Source data.
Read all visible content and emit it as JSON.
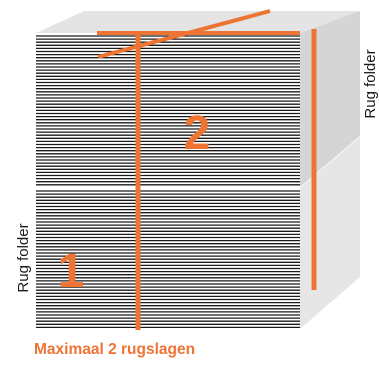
{
  "labels": {
    "top_stack_label": "Rug folder",
    "bottom_stack_label": "Rug folder",
    "top_stack_number": "2",
    "bottom_stack_number": "1"
  },
  "caption": "Maximaal 2 rugslagen",
  "colors": {
    "accent": "#ee7434",
    "stack_front": "#ffffff",
    "stack_side_top": "#d5d5d5",
    "stack_side_bottom": "#e6e6e6",
    "stack_top_face": "#e4e4e4",
    "sheet_lines": "#1a1a1a",
    "label_text": "#1a1a1a"
  }
}
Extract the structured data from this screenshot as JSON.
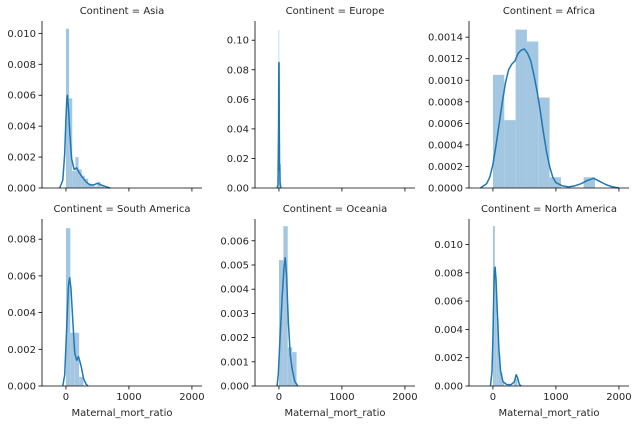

Exercise.
Repeat each entry precisely as it appears. Leave the pictures out.

Result of the exercise.
Read all visible content and emit it as JSON.
{
  "labels": {
    "top_stack_label": "Rug folder",
    "bottom_stack_label": "Rug folder",
    "top_stack_number": "2",
    "bottom_stack_number": "1"
  },
  "caption": "Maximaal 2 rugslagen",
  "colors": {
    "accent": "#ee7434",
    "stack_front": "#ffffff",
    "stack_side_top": "#d5d5d5",
    "stack_side_bottom": "#e6e6e6",
    "stack_top_face": "#e4e4e4",
    "sheet_lines": "#1a1a1a",
    "label_text": "#1a1a1a"
  }
}
Extract the structured data from this screenshot as JSON.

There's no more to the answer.